Extracted data entries

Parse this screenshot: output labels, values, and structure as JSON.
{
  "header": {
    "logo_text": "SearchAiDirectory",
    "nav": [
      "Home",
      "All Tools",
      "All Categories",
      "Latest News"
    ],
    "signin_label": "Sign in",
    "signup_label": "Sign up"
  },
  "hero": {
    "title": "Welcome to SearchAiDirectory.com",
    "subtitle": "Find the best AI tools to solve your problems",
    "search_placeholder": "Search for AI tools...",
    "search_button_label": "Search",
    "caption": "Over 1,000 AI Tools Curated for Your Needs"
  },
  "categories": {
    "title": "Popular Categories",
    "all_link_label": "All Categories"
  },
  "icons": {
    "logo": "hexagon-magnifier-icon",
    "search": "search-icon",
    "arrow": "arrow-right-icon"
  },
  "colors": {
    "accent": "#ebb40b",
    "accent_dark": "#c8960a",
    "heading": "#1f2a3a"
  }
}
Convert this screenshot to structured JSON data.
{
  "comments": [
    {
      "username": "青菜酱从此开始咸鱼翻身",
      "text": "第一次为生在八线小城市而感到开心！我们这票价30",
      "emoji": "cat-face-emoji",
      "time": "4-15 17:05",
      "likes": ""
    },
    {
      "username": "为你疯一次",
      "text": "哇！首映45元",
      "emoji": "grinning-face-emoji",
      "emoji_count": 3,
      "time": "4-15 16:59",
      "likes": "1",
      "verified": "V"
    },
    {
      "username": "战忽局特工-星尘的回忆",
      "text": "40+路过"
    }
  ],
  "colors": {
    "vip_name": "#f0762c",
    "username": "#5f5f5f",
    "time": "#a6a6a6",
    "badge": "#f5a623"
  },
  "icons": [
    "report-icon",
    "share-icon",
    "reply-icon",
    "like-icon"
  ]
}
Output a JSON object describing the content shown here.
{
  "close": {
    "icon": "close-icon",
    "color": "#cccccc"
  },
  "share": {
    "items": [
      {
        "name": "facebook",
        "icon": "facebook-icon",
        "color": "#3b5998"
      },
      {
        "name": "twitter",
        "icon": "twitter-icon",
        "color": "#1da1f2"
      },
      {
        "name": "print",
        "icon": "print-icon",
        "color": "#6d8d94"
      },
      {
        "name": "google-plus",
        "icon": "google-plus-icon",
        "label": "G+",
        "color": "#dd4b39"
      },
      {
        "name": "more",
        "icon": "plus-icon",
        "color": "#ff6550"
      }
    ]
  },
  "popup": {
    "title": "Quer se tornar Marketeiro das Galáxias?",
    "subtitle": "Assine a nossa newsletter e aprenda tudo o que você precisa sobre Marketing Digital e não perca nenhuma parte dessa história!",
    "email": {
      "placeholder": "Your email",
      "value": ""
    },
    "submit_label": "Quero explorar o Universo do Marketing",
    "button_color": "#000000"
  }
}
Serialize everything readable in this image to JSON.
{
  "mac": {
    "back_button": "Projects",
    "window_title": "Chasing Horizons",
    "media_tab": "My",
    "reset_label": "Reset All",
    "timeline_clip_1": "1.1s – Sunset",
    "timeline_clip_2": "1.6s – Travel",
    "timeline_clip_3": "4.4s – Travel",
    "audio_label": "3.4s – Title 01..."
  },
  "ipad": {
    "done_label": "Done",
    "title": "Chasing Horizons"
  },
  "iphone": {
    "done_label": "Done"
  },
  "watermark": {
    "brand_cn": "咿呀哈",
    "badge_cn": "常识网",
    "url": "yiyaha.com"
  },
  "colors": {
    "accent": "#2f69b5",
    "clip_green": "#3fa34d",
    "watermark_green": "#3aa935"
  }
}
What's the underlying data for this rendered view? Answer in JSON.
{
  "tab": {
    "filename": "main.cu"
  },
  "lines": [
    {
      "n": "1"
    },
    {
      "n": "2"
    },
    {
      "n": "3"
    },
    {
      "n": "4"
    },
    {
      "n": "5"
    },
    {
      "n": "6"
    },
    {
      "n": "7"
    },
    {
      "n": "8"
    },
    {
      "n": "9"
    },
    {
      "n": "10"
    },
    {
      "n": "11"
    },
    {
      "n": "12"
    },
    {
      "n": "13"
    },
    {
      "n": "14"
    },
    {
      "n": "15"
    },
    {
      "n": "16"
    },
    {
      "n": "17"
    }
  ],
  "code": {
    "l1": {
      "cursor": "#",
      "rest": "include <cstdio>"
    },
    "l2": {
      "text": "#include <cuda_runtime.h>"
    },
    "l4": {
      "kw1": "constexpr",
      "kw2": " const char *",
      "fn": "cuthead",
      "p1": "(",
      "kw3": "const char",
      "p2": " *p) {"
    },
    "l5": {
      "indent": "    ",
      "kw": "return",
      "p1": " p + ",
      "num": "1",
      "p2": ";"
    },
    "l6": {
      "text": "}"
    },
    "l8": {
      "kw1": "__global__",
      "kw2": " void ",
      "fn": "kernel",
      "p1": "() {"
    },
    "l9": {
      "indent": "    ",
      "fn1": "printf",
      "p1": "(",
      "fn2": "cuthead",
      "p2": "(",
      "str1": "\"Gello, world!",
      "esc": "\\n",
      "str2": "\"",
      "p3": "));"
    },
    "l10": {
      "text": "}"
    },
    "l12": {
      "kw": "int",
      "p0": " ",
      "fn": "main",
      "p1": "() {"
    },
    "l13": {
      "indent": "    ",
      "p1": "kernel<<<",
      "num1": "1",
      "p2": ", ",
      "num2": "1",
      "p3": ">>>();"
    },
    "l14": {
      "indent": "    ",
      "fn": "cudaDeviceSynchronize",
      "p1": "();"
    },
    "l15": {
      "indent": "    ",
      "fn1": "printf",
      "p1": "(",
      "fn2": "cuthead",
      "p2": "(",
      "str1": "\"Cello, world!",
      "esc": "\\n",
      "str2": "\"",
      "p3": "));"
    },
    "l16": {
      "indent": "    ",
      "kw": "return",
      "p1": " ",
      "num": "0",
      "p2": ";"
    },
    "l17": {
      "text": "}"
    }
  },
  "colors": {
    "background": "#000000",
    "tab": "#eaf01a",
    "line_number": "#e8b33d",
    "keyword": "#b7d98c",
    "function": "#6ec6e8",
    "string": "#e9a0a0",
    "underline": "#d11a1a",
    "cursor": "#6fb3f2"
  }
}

◆ REQUIREMENTS
Your task is to collect every line above that contains the word "Sign".

◆ OUTPUT
    "signin_label": "Sign in",
    "signup_label": "Sign up"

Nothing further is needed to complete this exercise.